Collected data entries
========================

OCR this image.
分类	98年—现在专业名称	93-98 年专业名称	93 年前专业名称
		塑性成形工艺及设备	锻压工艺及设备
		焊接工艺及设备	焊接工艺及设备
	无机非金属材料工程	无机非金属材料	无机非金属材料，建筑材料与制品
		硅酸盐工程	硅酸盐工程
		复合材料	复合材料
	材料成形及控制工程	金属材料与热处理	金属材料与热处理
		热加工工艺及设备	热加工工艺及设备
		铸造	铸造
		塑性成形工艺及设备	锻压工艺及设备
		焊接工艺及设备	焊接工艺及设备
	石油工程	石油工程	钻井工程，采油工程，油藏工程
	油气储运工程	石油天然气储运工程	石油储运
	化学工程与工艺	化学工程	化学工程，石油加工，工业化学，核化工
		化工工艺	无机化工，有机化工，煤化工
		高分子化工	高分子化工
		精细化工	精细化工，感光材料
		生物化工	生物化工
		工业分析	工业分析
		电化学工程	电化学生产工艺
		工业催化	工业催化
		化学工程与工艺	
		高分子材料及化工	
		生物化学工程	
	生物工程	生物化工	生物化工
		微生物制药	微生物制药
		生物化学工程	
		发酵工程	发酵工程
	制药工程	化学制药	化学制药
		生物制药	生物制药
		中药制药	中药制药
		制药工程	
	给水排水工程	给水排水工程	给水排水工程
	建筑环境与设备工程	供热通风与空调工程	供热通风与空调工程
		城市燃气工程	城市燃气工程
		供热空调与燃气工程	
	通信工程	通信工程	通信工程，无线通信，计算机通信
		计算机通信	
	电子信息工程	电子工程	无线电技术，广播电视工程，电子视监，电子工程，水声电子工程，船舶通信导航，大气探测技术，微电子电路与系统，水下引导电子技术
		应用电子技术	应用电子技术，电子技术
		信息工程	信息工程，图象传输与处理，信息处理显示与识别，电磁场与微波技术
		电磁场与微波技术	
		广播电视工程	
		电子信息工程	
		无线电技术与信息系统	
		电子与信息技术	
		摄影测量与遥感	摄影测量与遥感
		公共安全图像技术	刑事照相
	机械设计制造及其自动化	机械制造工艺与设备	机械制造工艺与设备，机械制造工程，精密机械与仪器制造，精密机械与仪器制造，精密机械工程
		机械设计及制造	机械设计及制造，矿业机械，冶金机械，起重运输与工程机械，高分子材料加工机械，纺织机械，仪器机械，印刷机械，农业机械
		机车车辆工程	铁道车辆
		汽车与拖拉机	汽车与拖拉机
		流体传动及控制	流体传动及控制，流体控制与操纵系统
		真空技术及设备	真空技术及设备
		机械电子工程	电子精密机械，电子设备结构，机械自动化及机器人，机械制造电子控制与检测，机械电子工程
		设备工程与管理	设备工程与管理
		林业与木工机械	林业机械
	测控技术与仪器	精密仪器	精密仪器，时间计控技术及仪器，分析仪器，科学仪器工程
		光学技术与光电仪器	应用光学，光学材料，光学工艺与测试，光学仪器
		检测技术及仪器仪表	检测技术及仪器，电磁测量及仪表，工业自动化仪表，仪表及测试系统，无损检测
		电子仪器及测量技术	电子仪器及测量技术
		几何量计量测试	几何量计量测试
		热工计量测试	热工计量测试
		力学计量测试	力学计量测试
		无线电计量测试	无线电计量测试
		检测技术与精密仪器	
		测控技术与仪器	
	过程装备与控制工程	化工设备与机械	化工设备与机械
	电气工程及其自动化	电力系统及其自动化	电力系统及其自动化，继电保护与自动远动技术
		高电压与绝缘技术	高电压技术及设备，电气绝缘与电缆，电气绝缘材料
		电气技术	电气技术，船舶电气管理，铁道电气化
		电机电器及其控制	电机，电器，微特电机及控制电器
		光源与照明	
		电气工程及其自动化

========================

| Exercise description |
Output all of the data again, exactly.

| Written reply |
OCR this image.
分类	98年—现在专业名称	93-98 年专业名称	93 年前专业名称
		塑性成形工艺及设备	锻压工艺及设备
		焊接工艺及设备	焊接工艺及设备
	无机非金属材料工程	无机非金属材料	无机非金属材料，建筑材料与制品
		硅酸盐工程	硅酸盐工程
		复合材料	复合材料
	材料成形及控制工程	金属材料与热处理	金属材料与热处理
		热加工工艺及设备	热加工工艺及设备
		铸造	铸造
		塑性成形工艺及设备	锻压工艺及设备
		焊接工艺及设备	焊接工艺及设备
	石油工程	石油工程	钻井工程，采油工程，油藏工程
	油气储运工程	石油天然气储运工程	石油储运
	化学工程与工艺	化学工程	化学工程，石油加工，工业化学，核化工
		化工工艺	无机化工，有机化工，煤化工
		高分子化工	高分子化工
		精细化工	精细化工，感光材料
		生物化工	生物化工
		工业分析	工业分析
		电化学工程	电化学生产工艺
		工业催化	工业催化
		化学工程与工艺	
		高分子材料及化工	
		生物化学工程	
	生物工程	生物化工	生物化工
		微生物制药	微生物制药
		生物化学工程	
		发酵工程	发酵工程
	制药工程	化学制药	化学制药
		生物制药	生物制药
		中药制药	中药制药
		制药工程	
	给水排水工程	给水排水工程	给水排水工程
	建筑环境与设备工程	供热通风与空调工程	供热通风与空调工程
		城市燃气工程	城市燃气工程
		供热空调与燃气工程	
	通信工程	通信工程	通信工程，无线通信，计算机通信
		计算机通信	
	电子信息工程	电子工程	无线电技术，广播电视工程，电子视监，电子工程，水声电子工程，船舶通信导航，大气探测技术，微电子电路与系统，水下引导电子技术
		应用电子技术	应用电子技术，电子技术
		信息工程	信息工程，图象传输与处理，信息处理显示与识别，电磁场与微波技术
		电磁场与微波技术	
		广播电视工程	
		电子信息工程	
		无线电技术与信息系统	
		电子与信息技术	
		摄影测量与遥感	摄影测量与遥感
		公共安全图像技术	刑事照相
	机械设计制造及其自动化	机械制造工艺与设备	机械制造工艺与设备，机械制造工程，精密机械与仪器制造，精密机械与仪器制造，精密机械工程
		机械设计及制造	机械设计及制造，矿业机械，冶金机械，起重运输与工程机械，高分子材料加工机械，纺织机械，仪器机械，印刷机械，农业机械
		机车车辆工程	铁道车辆
		汽车与拖拉机	汽车与拖拉机
		流体传动及控制	流体传动及控制，流体控制与操纵系统
		真空技术及设备	真空技术及设备
		机械电子工程	电子精密机械，电子设备结构，机械自动化及机器人，机械制造电子控制与检测，机械电子工程
		设备工程与管理	设备工程与管理
		林业与木工机械	林业机械
	测控技术与仪器	精密仪器	精密仪器，时间计控技术及仪器，分析仪器，科学仪器工程
		光学技术与光电仪器	应用光学，光学材料，光学工艺与测试，光学仪器
		检测技术及仪器仪表	检测技术及仪器，电磁测量及仪表，工业自动化仪表，仪表及测试系统，无损检测
		电子仪器及测量技术	电子仪器及测量技术
		几何量计量测试	几何量计量测试
		热工计量测试	热工计量测试
		力学计量测试	力学计量测试
		无线电计量测试	无线电计量测试
		检测技术与精密仪器	
		测控技术与仪器	
	过程装备与控制工程	化工设备与机械	化工设备与机械
	电气工程及其自动化	电力系统及其自动化	电力系统及其自动化，继电保护与自动远动技术
		高电压与绝缘技术	高电压技术及设备，电气绝缘与电缆，电气绝缘材料
		电气技术	电气技术，船舶电气管理，铁道电气化
		电机电器及其控制	电机，电器，微特电机及控制电器
		光源与照明	
		电气工程及其自动化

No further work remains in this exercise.